Passage shown:
--- START ---
Sir Ian Heilbron DSO FRS (6 November 1886 – 14 September 1959) was a Scottish chemist, who pioneered organic chemistry developed for therapeutic and industrial use.

Early life and education
Isidor Morris Heilbron was born in Glasgow on 6 November 1886 to a wine merchant (David Heilbron) and his wife (Fanny Jessel). He was Jewish.  

He was educated at Glasgow High School and then the Royal Technical College with G. G. Henderson. Following an award of a Carnegie Fellowship he went to the University of Leipzig to study under Arthur Rudolf Hantzsch for his doctoral thesis (1907–1910). 

He was awarded a Ph.D.  He received a D.Sc. at the University of Glasgow in 1918 for his 'Contribution to the Study of Semi-carbazones' and other papers.

Military service 
He served in the Royal Army Service Corps (1910–1920). He was awarded a Distinguished Service Order in 1918 for distinguished service related to operations in Salonika. He was also appointed an Officer of the Order of the Redeemer by the Greek government. He achieved the rank of lieutenant colonel, Assistant Director of Supplies. 

During the Second World War from 1939 to 1942 he worked as a scientific advisor to the Department of Scientific Research in the Ministry of Supply. After 1942 he became a scientific advisor to the Ministry of Production.

Career 
His independent research career focused on the chemistry of natural products, including work on sterols, vitamin D, vitamin A, polyene synthesis, Squalene, terpenes, pyrylium salts, algal pigments, and spiropyrans.  He was also instrumental in the development of DDT to fight malaria and yellow fever. Heilbron, with Arthur Herbert Cook, also studied the synthesis and structure of penicillin.

Appointments
 Lecturer, Royal Technical College, 1909–14
Scientist, later consultant at British Dyestuffs Corp. (later renamed Imperial Chemical Industries)
 Professor of organic chemistry, Royal Technical College, 1919–20
 Professor, University of Liverpool, 1920–33 (Heath Harrison Chair of Organic Chemistry)
 Professor, University of Manchester, 1933-8 (Sir Samuel Hall Chair of Chemistry, 1935-8)
--- END ---
Activities:
• a. Transcribe the Heilbron biography from "Military service" up to and including "Ministry of Production.".
• b. According to the Heilbron biography, which named chair did he hold at the University of Liverpool?
Answer from the Heilbron biography alone.

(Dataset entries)
--- START ---
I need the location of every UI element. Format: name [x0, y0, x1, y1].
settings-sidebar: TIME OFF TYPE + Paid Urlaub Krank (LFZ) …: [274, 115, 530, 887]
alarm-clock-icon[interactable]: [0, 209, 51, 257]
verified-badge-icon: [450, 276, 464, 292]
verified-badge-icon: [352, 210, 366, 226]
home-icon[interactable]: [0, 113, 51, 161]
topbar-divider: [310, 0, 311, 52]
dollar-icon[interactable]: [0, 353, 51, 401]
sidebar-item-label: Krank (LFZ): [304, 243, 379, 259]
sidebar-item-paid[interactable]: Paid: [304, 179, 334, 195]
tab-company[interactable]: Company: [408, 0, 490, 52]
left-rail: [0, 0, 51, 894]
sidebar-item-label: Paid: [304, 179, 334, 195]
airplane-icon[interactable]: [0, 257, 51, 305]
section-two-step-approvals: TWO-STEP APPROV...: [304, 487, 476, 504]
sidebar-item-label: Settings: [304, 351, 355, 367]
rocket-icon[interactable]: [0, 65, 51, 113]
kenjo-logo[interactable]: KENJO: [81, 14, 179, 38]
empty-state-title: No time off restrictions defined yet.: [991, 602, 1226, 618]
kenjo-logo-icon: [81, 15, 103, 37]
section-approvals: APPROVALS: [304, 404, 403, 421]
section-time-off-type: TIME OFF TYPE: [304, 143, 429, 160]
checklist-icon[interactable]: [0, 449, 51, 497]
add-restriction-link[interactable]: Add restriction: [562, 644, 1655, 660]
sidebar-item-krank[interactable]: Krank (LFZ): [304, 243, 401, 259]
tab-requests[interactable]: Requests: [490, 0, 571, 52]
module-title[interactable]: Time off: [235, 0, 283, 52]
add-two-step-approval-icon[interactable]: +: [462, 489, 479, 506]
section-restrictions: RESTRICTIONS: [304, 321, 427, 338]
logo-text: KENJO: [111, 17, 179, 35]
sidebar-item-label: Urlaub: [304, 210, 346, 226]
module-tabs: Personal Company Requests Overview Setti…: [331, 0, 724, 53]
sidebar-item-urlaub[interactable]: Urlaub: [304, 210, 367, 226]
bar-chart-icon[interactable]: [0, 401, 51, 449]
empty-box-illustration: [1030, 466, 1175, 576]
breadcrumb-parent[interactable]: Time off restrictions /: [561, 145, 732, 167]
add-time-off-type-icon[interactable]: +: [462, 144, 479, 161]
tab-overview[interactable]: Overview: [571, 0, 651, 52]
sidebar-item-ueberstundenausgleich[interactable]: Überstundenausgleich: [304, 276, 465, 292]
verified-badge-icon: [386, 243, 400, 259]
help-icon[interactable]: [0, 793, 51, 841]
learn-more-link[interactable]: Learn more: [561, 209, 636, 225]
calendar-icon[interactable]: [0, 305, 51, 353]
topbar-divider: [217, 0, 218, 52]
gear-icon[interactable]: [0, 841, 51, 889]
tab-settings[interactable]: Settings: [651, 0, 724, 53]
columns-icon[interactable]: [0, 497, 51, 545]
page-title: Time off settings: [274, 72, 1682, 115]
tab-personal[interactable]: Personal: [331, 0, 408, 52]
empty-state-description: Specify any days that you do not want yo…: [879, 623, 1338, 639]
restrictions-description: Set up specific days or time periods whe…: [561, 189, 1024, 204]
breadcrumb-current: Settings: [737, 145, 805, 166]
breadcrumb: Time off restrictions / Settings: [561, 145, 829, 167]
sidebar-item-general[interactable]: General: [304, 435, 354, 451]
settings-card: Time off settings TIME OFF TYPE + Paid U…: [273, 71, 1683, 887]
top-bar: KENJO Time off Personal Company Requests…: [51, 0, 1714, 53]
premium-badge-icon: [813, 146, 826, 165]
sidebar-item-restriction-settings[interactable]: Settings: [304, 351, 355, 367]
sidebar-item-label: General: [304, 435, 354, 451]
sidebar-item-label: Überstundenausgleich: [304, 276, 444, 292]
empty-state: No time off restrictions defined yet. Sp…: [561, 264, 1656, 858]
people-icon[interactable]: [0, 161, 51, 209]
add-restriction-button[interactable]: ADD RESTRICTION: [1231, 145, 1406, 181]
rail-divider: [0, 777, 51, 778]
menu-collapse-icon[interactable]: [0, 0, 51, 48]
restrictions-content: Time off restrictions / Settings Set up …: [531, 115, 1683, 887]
--- END ---
Your responses:
• a.
Military service 
He served in the Royal Army Service Corps (1910–1920). He was awarded a Distinguished Service Order in 1918 for distinguished service related to operations in Salonika. He was also appointed an Officer of the Order of the Redeemer by the Greek government. He achieved the rank of lieutenant colonel, Assistant Director of Supplies. 

During the Second World War from 1939 to 1942 he worked as a scientific advisor to the Department of Scientific Research in the Ministry of Supply. After 1942 he became a scientific advisor to the Ministry of Production.

• b. The Heath Harrison Chair of Organic Chemistry.